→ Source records

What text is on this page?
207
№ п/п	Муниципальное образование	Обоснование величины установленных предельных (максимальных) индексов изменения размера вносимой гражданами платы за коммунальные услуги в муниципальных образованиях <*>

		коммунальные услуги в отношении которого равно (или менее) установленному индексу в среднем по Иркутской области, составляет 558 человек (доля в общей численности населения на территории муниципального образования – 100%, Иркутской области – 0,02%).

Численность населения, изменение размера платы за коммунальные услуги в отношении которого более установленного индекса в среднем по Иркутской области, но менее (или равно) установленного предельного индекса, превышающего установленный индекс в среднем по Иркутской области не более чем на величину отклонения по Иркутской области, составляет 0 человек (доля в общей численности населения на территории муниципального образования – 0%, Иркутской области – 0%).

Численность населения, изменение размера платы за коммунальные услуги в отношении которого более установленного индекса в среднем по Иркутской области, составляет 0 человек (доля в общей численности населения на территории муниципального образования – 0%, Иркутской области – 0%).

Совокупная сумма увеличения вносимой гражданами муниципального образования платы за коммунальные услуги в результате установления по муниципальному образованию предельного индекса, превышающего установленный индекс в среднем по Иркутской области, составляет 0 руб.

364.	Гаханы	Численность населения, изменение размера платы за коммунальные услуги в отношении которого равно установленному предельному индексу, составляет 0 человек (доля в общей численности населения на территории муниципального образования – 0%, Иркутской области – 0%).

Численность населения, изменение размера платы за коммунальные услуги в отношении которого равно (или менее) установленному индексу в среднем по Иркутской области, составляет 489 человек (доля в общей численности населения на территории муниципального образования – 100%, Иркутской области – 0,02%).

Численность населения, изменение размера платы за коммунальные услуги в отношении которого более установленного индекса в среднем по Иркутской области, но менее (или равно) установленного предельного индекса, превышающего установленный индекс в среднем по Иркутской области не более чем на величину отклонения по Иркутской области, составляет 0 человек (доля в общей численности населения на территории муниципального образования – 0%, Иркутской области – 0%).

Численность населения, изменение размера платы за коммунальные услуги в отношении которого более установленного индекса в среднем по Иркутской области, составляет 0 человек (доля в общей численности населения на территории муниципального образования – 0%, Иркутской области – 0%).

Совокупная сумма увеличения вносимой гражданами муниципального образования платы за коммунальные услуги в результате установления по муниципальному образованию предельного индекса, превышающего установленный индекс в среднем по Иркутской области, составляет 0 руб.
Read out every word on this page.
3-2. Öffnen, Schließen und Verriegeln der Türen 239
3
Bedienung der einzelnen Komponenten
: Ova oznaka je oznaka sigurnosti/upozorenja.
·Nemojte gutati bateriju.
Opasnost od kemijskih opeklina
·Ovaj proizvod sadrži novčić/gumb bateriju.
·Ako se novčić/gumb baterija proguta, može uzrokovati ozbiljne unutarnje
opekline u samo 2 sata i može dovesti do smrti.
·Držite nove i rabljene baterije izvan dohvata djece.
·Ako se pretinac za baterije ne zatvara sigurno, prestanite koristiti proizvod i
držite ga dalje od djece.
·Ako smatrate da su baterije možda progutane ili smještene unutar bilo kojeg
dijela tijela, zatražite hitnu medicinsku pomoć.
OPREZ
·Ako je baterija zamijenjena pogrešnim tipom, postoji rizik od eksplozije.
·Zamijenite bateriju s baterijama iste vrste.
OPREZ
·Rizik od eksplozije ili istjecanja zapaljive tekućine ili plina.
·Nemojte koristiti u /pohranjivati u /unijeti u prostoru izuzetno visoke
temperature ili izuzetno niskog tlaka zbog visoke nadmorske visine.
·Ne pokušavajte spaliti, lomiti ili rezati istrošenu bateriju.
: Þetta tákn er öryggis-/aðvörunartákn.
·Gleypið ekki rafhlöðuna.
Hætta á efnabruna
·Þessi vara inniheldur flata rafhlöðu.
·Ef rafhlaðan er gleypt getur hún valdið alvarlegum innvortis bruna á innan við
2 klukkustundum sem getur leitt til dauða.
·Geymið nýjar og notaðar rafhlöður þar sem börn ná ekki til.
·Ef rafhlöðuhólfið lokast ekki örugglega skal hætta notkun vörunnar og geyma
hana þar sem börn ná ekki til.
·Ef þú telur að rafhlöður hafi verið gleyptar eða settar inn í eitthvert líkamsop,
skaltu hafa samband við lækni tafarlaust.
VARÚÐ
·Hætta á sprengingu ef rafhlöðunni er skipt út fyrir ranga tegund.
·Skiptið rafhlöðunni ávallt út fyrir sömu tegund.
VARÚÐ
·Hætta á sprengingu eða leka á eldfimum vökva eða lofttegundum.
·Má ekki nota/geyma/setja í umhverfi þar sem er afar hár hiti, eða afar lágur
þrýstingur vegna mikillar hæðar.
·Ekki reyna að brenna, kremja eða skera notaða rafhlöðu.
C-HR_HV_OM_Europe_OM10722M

→ Exercise prompt
Output the listing above exactly as it appears.

→ Task solution
What text is on this page?
207
№ п/п	Муниципальное образование	Обоснование величины установленных предельных (максимальных) индексов изменения размера вносимой гражданами платы за коммунальные услуги в муниципальных образованиях <*>

		коммунальные услуги в отношении которого равно (или менее) установленному индексу в среднем по Иркутской области, составляет 558 человек (доля в общей численности населения на территории муниципального образования – 100%, Иркутской области – 0,02%).

Численность населения, изменение размера платы за коммунальные услуги в отношении которого более установленного индекса в среднем по Иркутской области, но менее (или равно) установленного предельного индекса, превышающего установленный индекс в среднем по Иркутской области не более чем на величину отклонения по Иркутской области, составляет 0 человек (доля в общей численности населения на территории муниципального образования – 0%, Иркутской области – 0%).

Численность населения, изменение размера платы за коммунальные услуги в отношении которого более установленного индекса в среднем по Иркутской области, составляет 0 человек (доля в общей численности населения на территории муниципального образования – 0%, Иркутской области – 0%).

Совокупная сумма увеличения вносимой гражданами муниципального образования платы за коммунальные услуги в результате установления по муниципальному образованию предельного индекса, превышающего установленный индекс в среднем по Иркутской области, составляет 0 руб.

364.	Гаханы	Численность населения, изменение размера платы за коммунальные услуги в отношении которого равно установленному предельному индексу, составляет 0 человек (доля в общей численности населения на территории муниципального образования – 0%, Иркутской области – 0%).

Численность населения, изменение размера платы за коммунальные услуги в отношении которого равно (или менее) установленному индексу в среднем по Иркутской области, составляет 489 человек (доля в общей численности населения на территории муниципального образования – 100%, Иркутской области – 0,02%).

Численность населения, изменение размера платы за коммунальные услуги в отношении которого более установленного индекса в среднем по Иркутской области, но менее (или равно) установленного предельного индекса, превышающего установленный индекс в среднем по Иркутской области не более чем на величину отклонения по Иркутской области, составляет 0 человек (доля в общей численности населения на территории муниципального образования – 0%, Иркутской области – 0%).

Численность населения, изменение размера платы за коммунальные услуги в отношении которого более установленного индекса в среднем по Иркутской области, составляет 0 человек (доля в общей численности населения на территории муниципального образования – 0%, Иркутской области – 0%).

Совокупная сумма увеличения вносимой гражданами муниципального образования платы за коммунальные услуги в результате установления по муниципальному образованию предельного индекса, превышающего установленный индекс в среднем по Иркутской области, составляет 0 руб.
Read out every word on this page.
3-2. Öffnen, Schließen und Verriegeln der Türen 239
3
Bedienung der einzelnen Komponenten
: Ova oznaka je oznaka sigurnosti/upozorenja.
·Nemojte gutati bateriju.
Opasnost od kemijskih opeklina
·Ovaj proizvod sadrži novčić/gumb bateriju.
·Ako se novčić/gumb baterija proguta, može uzrokovati ozbiljne unutarnje
opekline u samo 2 sata i može dovesti do smrti.
·Držite nove i rabljene baterije izvan dohvata djece.
·Ako se pretinac za baterije ne zatvara sigurno, prestanite koristiti proizvod i
držite ga dalje od djece.
·Ako smatrate da su baterije možda progutane ili smještene unutar bilo kojeg
dijela tijela, zatražite hitnu medicinsku pomoć.
OPREZ
·Ako je baterija zamijenjena pogrešnim tipom, postoji rizik od eksplozije.
·Zamijenite bateriju s baterijama iste vrste.
OPREZ
·Rizik od eksplozije ili istjecanja zapaljive tekućine ili plina.
·Nemojte koristiti u /pohranjivati u /unijeti u prostoru izuzetno visoke
temperature ili izuzetno niskog tlaka zbog visoke nadmorske visine.
·Ne pokušavajte spaliti, lomiti ili rezati istrošenu bateriju.
: Þetta tákn er öryggis-/aðvörunartákn.
·Gleypið ekki rafhlöðuna.
Hætta á efnabruna
·Þessi vara inniheldur flata rafhlöðu.
·Ef rafhlaðan er gleypt getur hún valdið alvarlegum innvortis bruna á innan við
2 klukkustundum sem getur leitt til dauða.
·Geymið nýjar og notaðar rafhlöður þar sem börn ná ekki til.
·Ef rafhlöðuhólfið lokast ekki örugglega skal hætta notkun vörunnar og geyma
hana þar sem börn ná ekki til.
·Ef þú telur að rafhlöður hafi verið gleyptar eða settar inn í eitthvert líkamsop,
skaltu hafa samband við lækni tafarlaust.
VARÚÐ
·Hætta á sprengingu ef rafhlöðunni er skipt út fyrir ranga tegund.
·Skiptið rafhlöðunni ávallt út fyrir sömu tegund.
VARÚÐ
·Hætta á sprengingu eða leka á eldfimum vökva eða lofttegundum.
·Má ekki nota/geyma/setja í umhverfi þar sem er afar hár hiti, eða afar lágur
þrýstingur vegna mikillar hæðar.
·Ekki reyna að brenna, kremja eða skera notaða rafhlöðu.
C-HR_HV_OM_Europe_OM10722M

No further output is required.